Stored data:
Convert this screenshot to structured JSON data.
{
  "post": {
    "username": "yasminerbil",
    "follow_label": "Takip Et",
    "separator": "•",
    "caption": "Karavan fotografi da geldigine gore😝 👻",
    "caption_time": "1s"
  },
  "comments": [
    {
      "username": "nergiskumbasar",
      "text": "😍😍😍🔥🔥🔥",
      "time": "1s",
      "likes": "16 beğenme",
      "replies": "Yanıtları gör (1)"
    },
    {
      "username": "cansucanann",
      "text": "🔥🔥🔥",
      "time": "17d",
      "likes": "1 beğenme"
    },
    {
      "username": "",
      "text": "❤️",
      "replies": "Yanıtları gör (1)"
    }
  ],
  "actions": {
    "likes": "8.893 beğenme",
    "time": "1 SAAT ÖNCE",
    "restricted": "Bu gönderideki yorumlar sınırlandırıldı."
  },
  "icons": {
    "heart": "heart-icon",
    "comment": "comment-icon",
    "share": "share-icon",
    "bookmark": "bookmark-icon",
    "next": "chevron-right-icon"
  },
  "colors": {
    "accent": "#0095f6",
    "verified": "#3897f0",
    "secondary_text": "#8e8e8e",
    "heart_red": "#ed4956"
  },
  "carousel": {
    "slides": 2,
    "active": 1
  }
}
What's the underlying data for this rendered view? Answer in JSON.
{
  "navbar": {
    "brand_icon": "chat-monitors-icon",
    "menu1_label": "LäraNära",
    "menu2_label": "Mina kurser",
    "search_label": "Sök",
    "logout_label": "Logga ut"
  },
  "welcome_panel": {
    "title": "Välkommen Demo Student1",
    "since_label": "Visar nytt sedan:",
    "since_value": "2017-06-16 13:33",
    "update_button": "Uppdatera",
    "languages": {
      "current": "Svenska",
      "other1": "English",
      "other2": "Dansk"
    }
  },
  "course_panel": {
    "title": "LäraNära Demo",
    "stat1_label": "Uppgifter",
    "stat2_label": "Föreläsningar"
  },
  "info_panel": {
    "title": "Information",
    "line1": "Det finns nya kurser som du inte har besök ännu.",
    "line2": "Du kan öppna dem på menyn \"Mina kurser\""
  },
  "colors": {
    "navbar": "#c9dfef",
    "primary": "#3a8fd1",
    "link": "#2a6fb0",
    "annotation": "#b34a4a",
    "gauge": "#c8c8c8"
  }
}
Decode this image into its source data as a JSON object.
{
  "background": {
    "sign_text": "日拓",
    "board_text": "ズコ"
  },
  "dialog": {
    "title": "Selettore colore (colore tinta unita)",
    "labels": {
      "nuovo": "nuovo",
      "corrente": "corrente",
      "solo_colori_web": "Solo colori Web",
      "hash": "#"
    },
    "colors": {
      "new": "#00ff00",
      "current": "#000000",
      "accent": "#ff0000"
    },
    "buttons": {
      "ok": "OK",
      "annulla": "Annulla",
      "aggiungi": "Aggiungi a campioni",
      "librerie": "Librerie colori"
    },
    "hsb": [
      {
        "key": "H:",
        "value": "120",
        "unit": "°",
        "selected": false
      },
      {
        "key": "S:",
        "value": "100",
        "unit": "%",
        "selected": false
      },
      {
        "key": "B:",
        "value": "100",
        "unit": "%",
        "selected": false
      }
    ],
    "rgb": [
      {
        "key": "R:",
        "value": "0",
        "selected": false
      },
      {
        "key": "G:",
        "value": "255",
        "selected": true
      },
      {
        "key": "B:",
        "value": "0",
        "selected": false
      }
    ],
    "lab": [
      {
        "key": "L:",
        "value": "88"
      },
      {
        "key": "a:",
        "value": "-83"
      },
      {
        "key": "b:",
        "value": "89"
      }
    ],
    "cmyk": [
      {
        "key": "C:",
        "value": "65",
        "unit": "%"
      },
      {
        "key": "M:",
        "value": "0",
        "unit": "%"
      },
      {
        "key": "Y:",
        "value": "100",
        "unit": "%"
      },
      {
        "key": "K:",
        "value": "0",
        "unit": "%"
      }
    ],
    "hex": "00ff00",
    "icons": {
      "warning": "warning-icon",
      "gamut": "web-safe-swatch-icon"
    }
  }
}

■ AIM OF THE TASK ■
Would you reproduce the material above in full, exactly as given?

■ WRITTEN SOLUTION ■
Convert this screenshot to structured JSON data.
{
  "post": {
    "username": "yasminerbil",
    "follow_label": "Takip Et",
    "separator": "•",
    "caption": "Karavan fotografi da geldigine gore😝 👻",
    "caption_time": "1s"
  },
  "comments": [
    {
      "username": "nergiskumbasar",
      "text": "😍😍😍🔥🔥🔥",
      "time": "1s",
      "likes": "16 beğenme",
      "replies": "Yanıtları gör (1)"
    },
    {
      "username": "cansucanann",
      "text": "🔥🔥🔥",
      "time": "17d",
      "likes": "1 beğenme"
    },
    {
      "username": "",
      "text": "❤️",
      "replies": "Yanıtları gör (1)"
    }
  ],
  "actions": {
    "likes": "8.893 beğenme",
    "time": "1 SAAT ÖNCE",
    "restricted": "Bu gönderideki yorumlar sınırlandırıldı."
  },
  "icons": {
    "heart": "heart-icon",
    "comment": "comment-icon",
    "share": "share-icon",
    "bookmark": "bookmark-icon",
    "next": "chevron-right-icon"
  },
  "colors": {
    "accent": "#0095f6",
    "verified": "#3897f0",
    "secondary_text": "#8e8e8e",
    "heart_red": "#ed4956"
  },
  "carousel": {
    "slides": 2,
    "active": 1
  }
}
What's the underlying data for this rendered view? Answer in JSON.
{
  "navbar": {
    "brand_icon": "chat-monitors-icon",
    "menu1_label": "LäraNära",
    "menu2_label": "Mina kurser",
    "search_label": "Sök",
    "logout_label": "Logga ut"
  },
  "welcome_panel": {
    "title": "Välkommen Demo Student1",
    "since_label": "Visar nytt sedan:",
    "since_value": "2017-06-16 13:33",
    "update_button": "Uppdatera",
    "languages": {
      "current": "Svenska",
      "other1": "English",
      "other2": "Dansk"
    }
  },
  "course_panel": {
    "title": "LäraNära Demo",
    "stat1_label": "Uppgifter",
    "stat2_label": "Föreläsningar"
  },
  "info_panel": {
    "title": "Information",
    "line1": "Det finns nya kurser som du inte har besök ännu.",
    "line2": "Du kan öppna dem på menyn \"Mina kurser\""
  },
  "colors": {
    "navbar": "#c9dfef",
    "primary": "#3a8fd1",
    "link": "#2a6fb0",
    "annotation": "#b34a4a",
    "gauge": "#c8c8c8"
  }
}
Decode this image into its source data as a JSON object.
{
  "background": {
    "sign_text": "日拓",
    "board_text": "ズコ"
  },
  "dialog": {
    "title": "Selettore colore (colore tinta unita)",
    "labels": {
      "nuovo": "nuovo",
      "corrente": "corrente",
      "solo_colori_web": "Solo colori Web",
      "hash": "#"
    },
    "colors": {
      "new": "#00ff00",
      "current": "#000000",
      "accent": "#ff0000"
    },
    "buttons": {
      "ok": "OK",
      "annulla": "Annulla",
      "aggiungi": "Aggiungi a campioni",
      "librerie": "Librerie colori"
    },
    "hsb": [
      {
        "key": "H:",
        "value": "120",
        "unit": "°",
        "selected": false
      },
      {
        "key": "S:",
        "value": "100",
        "unit": "%",
        "selected": false
      },
      {
        "key": "B:",
        "value": "100",
        "unit": "%",
        "selected": false
      }
    ],
    "rgb": [
      {
        "key": "R:",
        "value": "0",
        "selected": false
      },
      {
        "key": "G:",
        "value": "255",
        "selected": true
      },
      {
        "key": "B:",
        "value": "0",
        "selected": false
      }
    ],
    "lab": [
      {
        "key": "L:",
        "value": "88"
      },
      {
        "key": "a:",
        "value": "-83"
      },
      {
        "key": "b:",
        "value": "89"
      }
    ],
    "cmyk": [
      {
        "key": "C:",
        "value": "65",
        "unit": "%"
      },
      {
        "key": "M:",
        "value": "0",
        "unit": "%"
      },
      {
        "key": "Y:",
        "value": "100",
        "unit": "%"
      },
      {
        "key": "K:",
        "value": "0",
        "unit": "%"
      }
    ],
    "hex": "00ff00",
    "icons": {
      "warning": "warning-icon",
      "gamut": "web-safe-swatch-icon"
    }
  }
}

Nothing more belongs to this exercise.